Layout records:
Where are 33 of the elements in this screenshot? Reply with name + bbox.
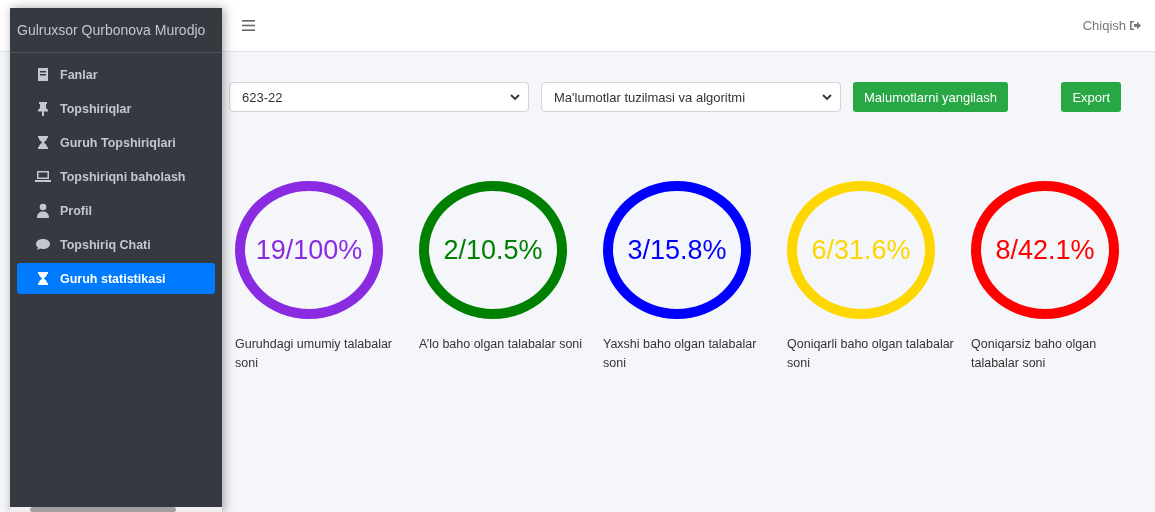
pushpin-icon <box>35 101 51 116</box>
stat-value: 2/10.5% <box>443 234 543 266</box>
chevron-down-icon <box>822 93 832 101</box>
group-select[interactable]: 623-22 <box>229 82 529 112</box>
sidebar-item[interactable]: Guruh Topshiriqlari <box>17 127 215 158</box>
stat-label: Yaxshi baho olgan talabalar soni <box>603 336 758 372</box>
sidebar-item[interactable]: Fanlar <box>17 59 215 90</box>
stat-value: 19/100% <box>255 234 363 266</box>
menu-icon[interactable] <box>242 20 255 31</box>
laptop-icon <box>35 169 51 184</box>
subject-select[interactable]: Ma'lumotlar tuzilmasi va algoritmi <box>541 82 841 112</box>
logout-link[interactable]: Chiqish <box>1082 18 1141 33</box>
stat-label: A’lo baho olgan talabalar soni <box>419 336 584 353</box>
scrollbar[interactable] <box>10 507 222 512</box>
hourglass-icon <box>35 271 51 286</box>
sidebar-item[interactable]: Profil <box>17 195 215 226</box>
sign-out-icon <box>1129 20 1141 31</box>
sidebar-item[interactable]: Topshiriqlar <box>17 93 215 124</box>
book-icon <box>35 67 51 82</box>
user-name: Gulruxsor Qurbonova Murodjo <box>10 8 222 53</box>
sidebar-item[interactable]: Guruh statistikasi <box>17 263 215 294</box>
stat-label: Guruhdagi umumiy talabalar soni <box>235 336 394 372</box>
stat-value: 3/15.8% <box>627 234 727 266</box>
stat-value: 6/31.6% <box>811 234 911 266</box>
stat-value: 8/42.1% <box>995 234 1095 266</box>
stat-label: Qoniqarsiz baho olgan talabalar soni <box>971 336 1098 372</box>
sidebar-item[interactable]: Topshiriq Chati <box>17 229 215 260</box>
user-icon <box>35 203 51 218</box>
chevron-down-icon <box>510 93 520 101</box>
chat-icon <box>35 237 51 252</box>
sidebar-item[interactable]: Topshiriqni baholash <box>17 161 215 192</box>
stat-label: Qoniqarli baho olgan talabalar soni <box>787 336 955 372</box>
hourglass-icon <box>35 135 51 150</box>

---

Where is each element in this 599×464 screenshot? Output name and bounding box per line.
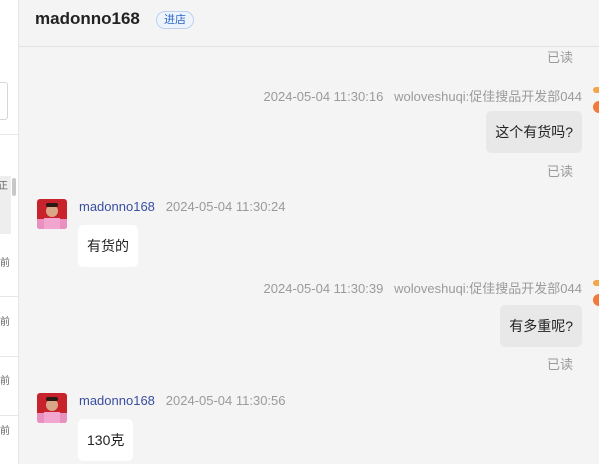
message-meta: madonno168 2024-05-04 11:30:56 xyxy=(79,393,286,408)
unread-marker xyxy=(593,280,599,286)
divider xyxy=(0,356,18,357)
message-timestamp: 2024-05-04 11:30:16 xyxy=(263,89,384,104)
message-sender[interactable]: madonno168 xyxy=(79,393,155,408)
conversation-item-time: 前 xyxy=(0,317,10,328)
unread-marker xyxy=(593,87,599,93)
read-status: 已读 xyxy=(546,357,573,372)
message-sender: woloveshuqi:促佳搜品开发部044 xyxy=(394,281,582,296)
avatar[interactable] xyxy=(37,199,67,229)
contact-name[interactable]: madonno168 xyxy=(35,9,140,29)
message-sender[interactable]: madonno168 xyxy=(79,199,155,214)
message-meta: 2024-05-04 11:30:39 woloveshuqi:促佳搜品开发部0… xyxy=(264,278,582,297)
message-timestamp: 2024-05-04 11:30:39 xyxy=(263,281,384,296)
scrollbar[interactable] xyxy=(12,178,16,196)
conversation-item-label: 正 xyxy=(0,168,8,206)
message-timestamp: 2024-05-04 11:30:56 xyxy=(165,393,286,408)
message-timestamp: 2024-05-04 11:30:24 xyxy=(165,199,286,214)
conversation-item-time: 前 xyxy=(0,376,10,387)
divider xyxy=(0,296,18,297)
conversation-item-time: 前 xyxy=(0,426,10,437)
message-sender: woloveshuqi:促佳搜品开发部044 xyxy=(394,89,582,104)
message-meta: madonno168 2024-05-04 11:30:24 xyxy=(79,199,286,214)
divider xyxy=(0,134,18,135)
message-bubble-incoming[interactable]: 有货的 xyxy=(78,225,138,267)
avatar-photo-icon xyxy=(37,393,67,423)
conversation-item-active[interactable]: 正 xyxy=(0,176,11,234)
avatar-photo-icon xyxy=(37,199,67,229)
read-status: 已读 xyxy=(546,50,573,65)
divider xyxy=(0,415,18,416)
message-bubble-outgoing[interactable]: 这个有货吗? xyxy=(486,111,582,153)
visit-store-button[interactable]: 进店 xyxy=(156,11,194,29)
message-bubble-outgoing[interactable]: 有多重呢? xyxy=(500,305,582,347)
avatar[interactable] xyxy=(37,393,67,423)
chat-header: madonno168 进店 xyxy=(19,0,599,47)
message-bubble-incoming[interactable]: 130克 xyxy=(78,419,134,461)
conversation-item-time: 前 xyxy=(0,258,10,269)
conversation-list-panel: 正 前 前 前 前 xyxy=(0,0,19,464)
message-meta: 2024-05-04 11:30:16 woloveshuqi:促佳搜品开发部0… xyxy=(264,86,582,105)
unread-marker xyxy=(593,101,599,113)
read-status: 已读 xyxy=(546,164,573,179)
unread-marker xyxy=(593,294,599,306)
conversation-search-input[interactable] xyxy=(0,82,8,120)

● EXERCISE: Could you lay out as a numbered list the items from the line containing "message-meta: madonno168 2024-05-04 11:30:56" through the line containing "message-meta: 2024-05-04 11:30:39", with both of those lines included and any blank lines left out?

● SOLUTION FOR THIS EXERCISE:
1. message-meta: madonno168 2024-05-04 11:30:56 xyxy=(79,393,286,408)
2. unread-marker xyxy=(593,280,599,286)
3. divider xyxy=(0,356,18,357)
4. message-timestamp: 2024-05-04 11:30:16 xyxy=(263,89,384,104)
5. message-sender[interactable]: madonno168 xyxy=(79,393,155,408)
6. conversation-item-time: 前 xyxy=(0,317,10,328)
7. unread-marker xyxy=(593,87,599,93)
8. read-status: 已读 xyxy=(546,357,573,372)
9. message-sender: woloveshuqi:促佳搜品开发部044 xyxy=(394,281,582,296)
10. avatar[interactable] xyxy=(37,199,67,229)
11. contact-name[interactable]: madonno168 xyxy=(35,9,140,29)
12. message-sender[interactable]: madonno168 xyxy=(79,199,155,214)
13. message-meta: 2024-05-04 11:30:39 woloveshuqi:促佳搜品开发部0… xyxy=(264,278,582,297)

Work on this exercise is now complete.